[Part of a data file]
########
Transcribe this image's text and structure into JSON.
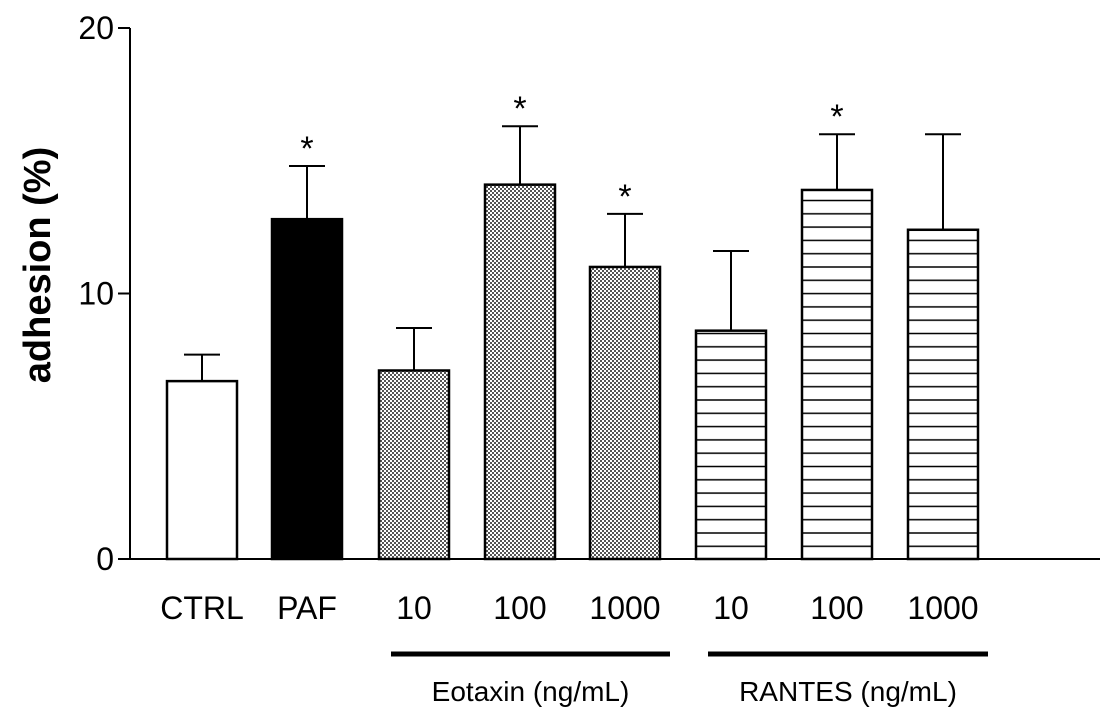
{
  "chart_data": {
    "type": "bar",
    "title": "",
    "xlabel": "",
    "ylabel": "adhesion (%)",
    "ylim": [
      0,
      20
    ],
    "yticks": [
      "0",
      "10",
      "20"
    ],
    "grid": false,
    "legend": "none",
    "categories": [
      {
        "label": "CTRL",
        "value": 6.7,
        "error": 1.0,
        "fill": "white",
        "significant": false
      },
      {
        "label": "PAF",
        "value": 12.8,
        "error": 2.0,
        "fill": "black",
        "significant": true
      },
      {
        "label": "10",
        "value": 7.1,
        "error": 1.6,
        "fill": "stipple",
        "significant": false
      },
      {
        "label": "100",
        "value": 14.1,
        "error": 2.2,
        "fill": "stipple",
        "significant": true
      },
      {
        "label": "1000",
        "value": 11.0,
        "error": 2.0,
        "fill": "stipple",
        "significant": true
      },
      {
        "label": "10",
        "value": 8.6,
        "error": 3.0,
        "fill": "horizontal-lines",
        "significant": false
      },
      {
        "label": "100",
        "value": 13.9,
        "error": 2.1,
        "fill": "horizontal-lines",
        "significant": true
      },
      {
        "label": "1000",
        "value": 12.4,
        "error": 3.6,
        "fill": "horizontal-lines",
        "significant": false
      }
    ],
    "significance_marker": "*",
    "groups": [
      {
        "label": "Eotaxin (ng/mL)",
        "first": 2,
        "last": 4
      },
      {
        "label": "RANTES (ng/mL)",
        "first": 5,
        "last": 7
      }
    ]
  }
}
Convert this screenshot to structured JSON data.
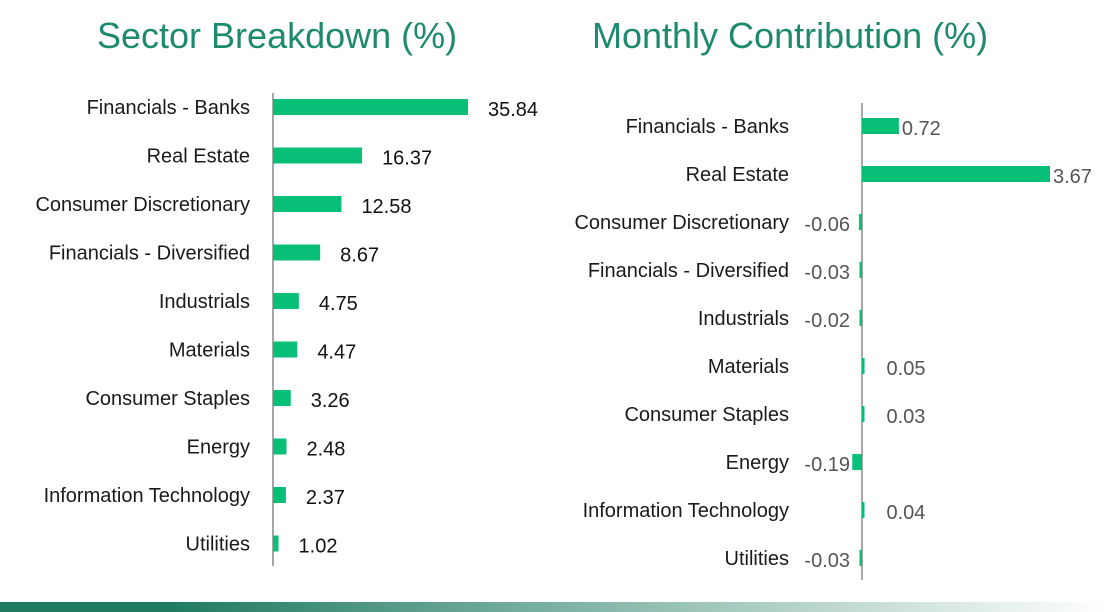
{
  "colors": {
    "title": "#1e8a6c",
    "bar": "#08bf78",
    "axis": "#8a8a8a",
    "value_left": "#111111",
    "value_right": "#555555",
    "footer_start": "#1f7a61",
    "footer_end": "#ffffff"
  },
  "chart_data": [
    {
      "type": "bar",
      "orientation": "horizontal",
      "title": "Sector Breakdown (%)",
      "xlabel": "",
      "ylabel": "",
      "categories": [
        "Financials - Banks",
        "Real Estate",
        "Consumer Discretionary",
        "Financials - Diversified",
        "Industrials",
        "Materials",
        "Consumer Staples",
        "Energy",
        "Information Technology",
        "Utilities"
      ],
      "values": [
        35.84,
        16.37,
        12.58,
        8.67,
        4.75,
        4.47,
        3.26,
        2.48,
        2.37,
        1.02
      ],
      "value_labels": [
        "35.84",
        "16.37",
        "12.58",
        "8.67",
        "4.75",
        "4.47",
        "3.26",
        "2.48",
        "2.37",
        "1.02"
      ],
      "xlim": [
        0,
        36
      ],
      "grid": false,
      "legend": "none"
    },
    {
      "type": "bar",
      "orientation": "horizontal",
      "title": "Monthly Contribution (%)",
      "xlabel": "",
      "ylabel": "",
      "categories": [
        "Financials - Banks",
        "Real Estate",
        "Consumer Discretionary",
        "Financials - Diversified",
        "Industrials",
        "Materials",
        "Consumer Staples",
        "Energy",
        "Information Technology",
        "Utilities"
      ],
      "values": [
        0.72,
        3.67,
        -0.06,
        -0.03,
        -0.02,
        0.05,
        0.03,
        -0.19,
        0.04,
        -0.03
      ],
      "value_labels": [
        "0.72",
        "3.67",
        "-0.06",
        "-0.03",
        "-0.02",
        "0.05",
        "0.03",
        "-0.19",
        "0.04",
        "-0.03"
      ],
      "xlim": [
        -0.2,
        3.7
      ],
      "grid": false,
      "legend": "none"
    }
  ]
}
########
*Set exercise:*
Transcribe all the lines above exactly, apart from the pictures.

*Output of the exercise:*
Transcribe this image's text and structure into JSON.
{
  "chart_data": {
    "type": "bar",
    "title": "",
    "xlabel": "",
    "ylabel": "adhesion (%)",
    "ylim": [
      0,
      20
    ],
    "yticks": [
      "0",
      "10",
      "20"
    ],
    "grid": false,
    "legend": "none",
    "categories": [
      {
        "label": "CTRL",
        "value": 6.7,
        "error": 1.0,
        "fill": "white",
        "significant": false
      },
      {
        "label": "PAF",
        "value": 12.8,
        "error": 2.0,
        "fill": "black",
        "significant": true
      },
      {
        "label": "10",
        "value": 7.1,
        "error": 1.6,
        "fill": "stipple",
        "significant": false
      },
      {
        "label": "100",
        "value": 14.1,
        "error": 2.2,
        "fill": "stipple",
        "significant": true
      },
      {
        "label": "1000",
        "value": 11.0,
        "error": 2.0,
        "fill": "stipple",
        "significant": true
      },
      {
        "label": "10",
        "value": 8.6,
        "error": 3.0,
        "fill": "horizontal-lines",
        "significant": false
      },
      {
        "label": "100",
        "value": 13.9,
        "error": 2.1,
        "fill": "horizontal-lines",
        "significant": true
      },
      {
        "label": "1000",
        "value": 12.4,
        "error": 3.6,
        "fill": "horizontal-lines",
        "significant": false
      }
    ],
    "significance_marker": "*",
    "groups": [
      {
        "label": "Eotaxin (ng/mL)",
        "first": 2,
        "last": 4
      },
      {
        "label": "RANTES (ng/mL)",
        "first": 5,
        "last": 7
      }
    ]
  }
}
Convert this screenshot to structured JSON data.
{
  "colors": {
    "title": "#1e8a6c",
    "bar": "#08bf78",
    "axis": "#8a8a8a",
    "value_left": "#111111",
    "value_right": "#555555",
    "footer_start": "#1f7a61",
    "footer_end": "#ffffff"
  },
  "chart_data": [
    {
      "type": "bar",
      "orientation": "horizontal",
      "title": "Sector Breakdown (%)",
      "xlabel": "",
      "ylabel": "",
      "categories": [
        "Financials - Banks",
        "Real Estate",
        "Consumer Discretionary",
        "Financials - Diversified",
        "Industrials",
        "Materials",
        "Consumer Staples",
        "Energy",
        "Information Technology",
        "Utilities"
      ],
      "values": [
        35.84,
        16.37,
        12.58,
        8.67,
        4.75,
        4.47,
        3.26,
        2.48,
        2.37,
        1.02
      ],
      "value_labels": [
        "35.84",
        "16.37",
        "12.58",
        "8.67",
        "4.75",
        "4.47",
        "3.26",
        "2.48",
        "2.37",
        "1.02"
      ],
      "xlim": [
        0,
        36
      ],
      "grid": false,
      "legend": "none"
    },
    {
      "type": "bar",
      "orientation": "horizontal",
      "title": "Monthly Contribution (%)",
      "xlabel": "",
      "ylabel": "",
      "categories": [
        "Financials - Banks",
        "Real Estate",
        "Consumer Discretionary",
        "Financials - Diversified",
        "Industrials",
        "Materials",
        "Consumer Staples",
        "Energy",
        "Information Technology",
        "Utilities"
      ],
      "values": [
        0.72,
        3.67,
        -0.06,
        -0.03,
        -0.02,
        0.05,
        0.03,
        -0.19,
        0.04,
        -0.03
      ],
      "value_labels": [
        "0.72",
        "3.67",
        "-0.06",
        "-0.03",
        "-0.02",
        "0.05",
        "0.03",
        "-0.19",
        "0.04",
        "-0.03"
      ],
      "xlim": [
        -0.2,
        3.7
      ],
      "grid": false,
      "legend": "none"
    }
  ]
}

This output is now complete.